● **Exercise 1**:
Output the rows from the line containing "logo-mark-icon: KA <box>18 14 66 58</box>" through the line containing "button-label: 신청하세요 <box>901", inclusive, as a JSON list of strings with one string per line and blank lines omitted.

● **Text excerpt**:
Have You Considered a Roommate?

@hofferp (4734)
United States
March 7, 2010 12:25pm CST
Before I retired in 2006, I built a new home. I really over built, and in retirement, the mortgage is taking it's toll. I considered selling the house, but because the market's so bad, I've decided to postpone that decision. I've cut expenses, not everything I could cut, but most things, like reducing the number of channels I get on TV, limiting my driving/travel, etc. I've even started selling stuff on Craigslist and elsewhere that I haven't used in years. All of it's helped, but my most recent venture has been to look for people who need a room/place to stay on Craigslist. The first roommate I got has only stayed four months (he's moving to a place closer to his work), but in that four months, I made $2000. As I noted, my first roommate hasn't even moved out, but I've already found someone on Craigslist who wants the room. I'll be charging this gentlelmen less, because he's offered to watch my dogs while my Mom and I travel, to do handyman work, clean the house, cook... Have you ever considered a roommate? Have you had a roommate? What issues have you had with a roommate or has it worked out for you, as it has worked out for me?

● **Exercise 2**:
Write a continuation of the forum post about taking in a roommate to help with retirement expenses, picking up after its final sentence.

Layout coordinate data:
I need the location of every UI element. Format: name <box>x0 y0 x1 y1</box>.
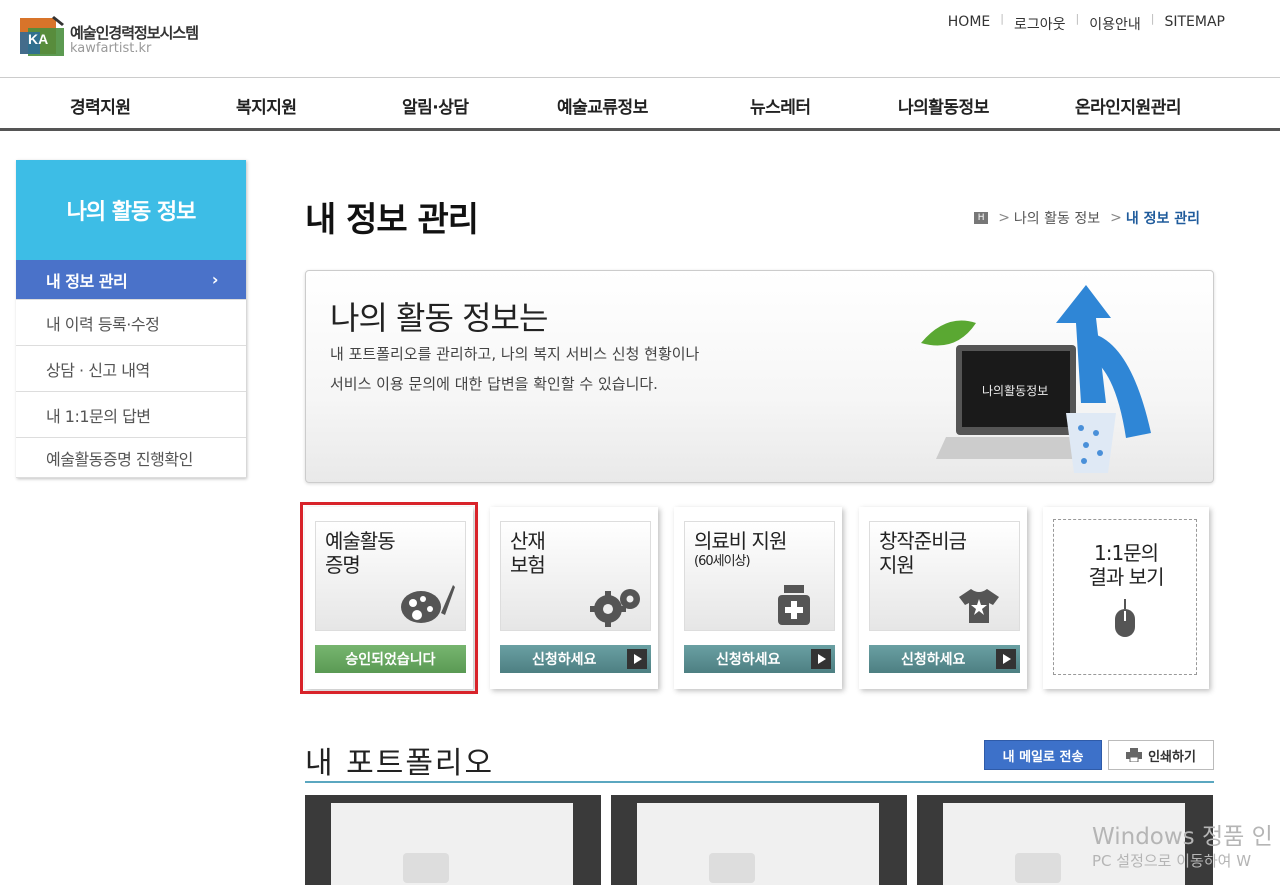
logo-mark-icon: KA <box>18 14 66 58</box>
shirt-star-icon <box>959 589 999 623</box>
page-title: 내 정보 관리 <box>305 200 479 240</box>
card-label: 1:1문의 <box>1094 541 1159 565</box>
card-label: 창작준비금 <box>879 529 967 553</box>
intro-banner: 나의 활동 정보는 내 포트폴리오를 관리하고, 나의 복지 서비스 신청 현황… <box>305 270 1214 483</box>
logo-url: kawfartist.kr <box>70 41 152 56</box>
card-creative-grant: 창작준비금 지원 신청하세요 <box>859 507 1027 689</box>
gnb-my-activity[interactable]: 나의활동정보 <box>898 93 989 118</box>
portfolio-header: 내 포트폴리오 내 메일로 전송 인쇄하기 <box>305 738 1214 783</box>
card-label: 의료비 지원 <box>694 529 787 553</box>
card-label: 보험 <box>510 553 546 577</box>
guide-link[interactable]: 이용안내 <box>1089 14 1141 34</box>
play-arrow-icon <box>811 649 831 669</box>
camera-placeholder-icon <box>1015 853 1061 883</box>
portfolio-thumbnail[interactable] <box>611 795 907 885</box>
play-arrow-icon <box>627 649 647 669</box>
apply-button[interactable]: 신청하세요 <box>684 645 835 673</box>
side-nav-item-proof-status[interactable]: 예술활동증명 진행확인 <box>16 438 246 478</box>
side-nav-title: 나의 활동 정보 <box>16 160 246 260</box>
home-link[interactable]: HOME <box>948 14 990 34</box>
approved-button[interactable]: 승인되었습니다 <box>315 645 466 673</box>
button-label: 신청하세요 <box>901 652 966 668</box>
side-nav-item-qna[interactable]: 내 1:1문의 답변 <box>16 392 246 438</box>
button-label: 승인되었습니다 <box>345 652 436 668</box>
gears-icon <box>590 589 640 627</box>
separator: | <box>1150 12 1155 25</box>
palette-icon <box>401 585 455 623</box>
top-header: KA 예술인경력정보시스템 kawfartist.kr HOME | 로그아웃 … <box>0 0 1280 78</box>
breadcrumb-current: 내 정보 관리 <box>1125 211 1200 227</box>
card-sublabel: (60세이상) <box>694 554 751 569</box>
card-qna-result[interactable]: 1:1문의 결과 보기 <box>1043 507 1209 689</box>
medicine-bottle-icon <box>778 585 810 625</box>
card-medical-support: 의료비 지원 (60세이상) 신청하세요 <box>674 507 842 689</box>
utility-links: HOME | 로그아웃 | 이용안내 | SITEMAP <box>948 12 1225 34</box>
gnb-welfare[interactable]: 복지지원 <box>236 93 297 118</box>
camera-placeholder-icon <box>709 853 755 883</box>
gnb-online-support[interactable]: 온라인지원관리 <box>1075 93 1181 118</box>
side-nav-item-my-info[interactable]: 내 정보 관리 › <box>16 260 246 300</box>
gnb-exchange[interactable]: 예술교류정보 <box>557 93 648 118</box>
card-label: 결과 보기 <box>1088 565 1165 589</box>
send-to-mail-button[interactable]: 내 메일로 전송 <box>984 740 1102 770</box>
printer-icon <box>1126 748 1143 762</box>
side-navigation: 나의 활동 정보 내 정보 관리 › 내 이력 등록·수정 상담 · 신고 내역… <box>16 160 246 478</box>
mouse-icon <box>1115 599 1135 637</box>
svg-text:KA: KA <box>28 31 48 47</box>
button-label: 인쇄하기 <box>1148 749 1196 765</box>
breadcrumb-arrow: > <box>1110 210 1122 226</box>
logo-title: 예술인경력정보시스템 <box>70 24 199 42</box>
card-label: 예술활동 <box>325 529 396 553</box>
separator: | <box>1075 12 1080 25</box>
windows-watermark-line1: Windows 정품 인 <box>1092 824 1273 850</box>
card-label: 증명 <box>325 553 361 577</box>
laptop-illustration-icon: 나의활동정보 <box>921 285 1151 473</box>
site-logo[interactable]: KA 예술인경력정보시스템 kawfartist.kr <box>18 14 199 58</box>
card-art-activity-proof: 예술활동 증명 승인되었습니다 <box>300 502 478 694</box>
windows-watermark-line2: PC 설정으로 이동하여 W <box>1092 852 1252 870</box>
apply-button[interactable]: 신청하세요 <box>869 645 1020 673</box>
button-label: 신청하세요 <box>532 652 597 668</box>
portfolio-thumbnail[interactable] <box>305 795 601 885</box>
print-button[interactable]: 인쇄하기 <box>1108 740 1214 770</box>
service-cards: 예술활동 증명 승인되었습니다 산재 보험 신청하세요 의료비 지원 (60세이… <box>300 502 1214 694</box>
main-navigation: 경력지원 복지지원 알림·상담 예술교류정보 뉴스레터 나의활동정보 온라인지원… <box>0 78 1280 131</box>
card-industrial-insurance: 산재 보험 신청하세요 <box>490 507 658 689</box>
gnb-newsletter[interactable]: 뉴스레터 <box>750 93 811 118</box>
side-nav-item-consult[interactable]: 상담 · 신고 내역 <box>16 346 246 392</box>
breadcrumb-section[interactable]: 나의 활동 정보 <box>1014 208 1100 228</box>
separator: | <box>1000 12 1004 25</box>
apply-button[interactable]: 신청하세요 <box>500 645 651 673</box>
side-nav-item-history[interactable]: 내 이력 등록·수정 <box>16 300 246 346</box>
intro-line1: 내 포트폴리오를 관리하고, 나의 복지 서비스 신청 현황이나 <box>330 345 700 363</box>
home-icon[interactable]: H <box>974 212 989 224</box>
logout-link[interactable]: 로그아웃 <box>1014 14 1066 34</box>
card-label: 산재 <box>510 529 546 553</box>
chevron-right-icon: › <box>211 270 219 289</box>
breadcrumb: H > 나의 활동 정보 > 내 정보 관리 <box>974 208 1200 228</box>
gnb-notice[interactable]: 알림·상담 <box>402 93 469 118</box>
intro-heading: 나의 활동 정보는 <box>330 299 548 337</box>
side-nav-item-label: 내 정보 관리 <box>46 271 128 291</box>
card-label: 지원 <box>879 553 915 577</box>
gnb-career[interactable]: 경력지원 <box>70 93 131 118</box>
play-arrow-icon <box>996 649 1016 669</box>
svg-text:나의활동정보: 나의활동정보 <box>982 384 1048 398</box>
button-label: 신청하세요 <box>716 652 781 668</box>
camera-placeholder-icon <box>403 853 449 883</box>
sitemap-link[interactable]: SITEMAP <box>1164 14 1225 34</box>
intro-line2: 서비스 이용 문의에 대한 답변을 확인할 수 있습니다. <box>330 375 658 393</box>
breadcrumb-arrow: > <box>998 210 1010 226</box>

● **Exercise response 1**:
[
  "logo-mark-icon: KA <box>18 14 66 58</box>",
  "shirt-star-icon <box>959 589 999 623</box>",
  "page-title: 내 정보 관리 <box>305 200 479 240</box>",
  "card-label: 1:1문의 <box>1094 541 1159 565</box>",
  "card-label: 창작준비금 <box>879 529 967 553</box>",
  "intro-banner: 나의 활동 정보는 내 포트폴리오를 관리하고, 나의 복지 서비스 신청 현황… <box>305 270 1214 483</box>",
  "logo-url: kawfartist.kr <box>70 41 152 56</box>",
  "card-creative-grant: 창작준비금 지원 신청하세요 <box>859 507 1027 689</box>",
  "gnb-my-activity[interactable]: 나의활동정보 <box>898 93 989 118</box>",
  "portfolio-header: 내 포트폴리오 내 메일로 전송 인쇄하기 <box>305 738 1214 783</box>",
  "card-label: 의료비 지원 <box>694 529 787 553</box>",
  "card-label: 보험 <box>510 553 546 577</box>",
  "guide-link[interactable]: 이용안내 <box>1089 14 1141 34</box>",
  "play-arrow-icon <box>811 649 831 669</box>",
  "camera-placeholder-icon <box>1015 853 1061 883</box>",
  "portfolio-thumbnail[interactable] <box>611 795 907 885</box>",
  "play-arrow-icon <box>627 649 647 669</box>",
  "apply-button[interactable]: 신청하세요 <box>684 645 835 673</box>",
  "side-nav-item-proof-status[interactable]: 예술활동증명 진행확인 <box>16 438 246 478</box>",
  "side-nav-title: 나의 활동 정보 <box>16 160 246 260</box>",
  "home-link[interactable]: HOME <box>948 14 990 34</box>",
  "approved-button[interactable]: 승인되었습니다 <box>315 645 466 673</box>",
  "button-label: 신청하세요 <box>901 652 966 668</box>"
]

● **Exercise response 2**:
2 people like this
9 responses
• United States
9 Mar 10
I am glad that it worked out for you, but I do not think I would be comfortable with that. First, I really like my privacy. Second, I am not sure that I could trust a complete stranger enough to live with them. They would not only have access to me at my most vulnerable time (when I am asleep) but also they would be alone in the house to rummage through my stuff if they were so inclined, which would definitely bother me. Third, I would not feel comfortable putting restrictions on who or when they could have people over if they were paying me rent, but I also would not feel comfortable with them bringing more strangers into my home. I guess that I am just weird and paranoid that way. I have had family and close friends stay with me, though. That has worked out really well, and I was not uncomfortable with that arrangement. It is just the idea of a stranger that bothers me.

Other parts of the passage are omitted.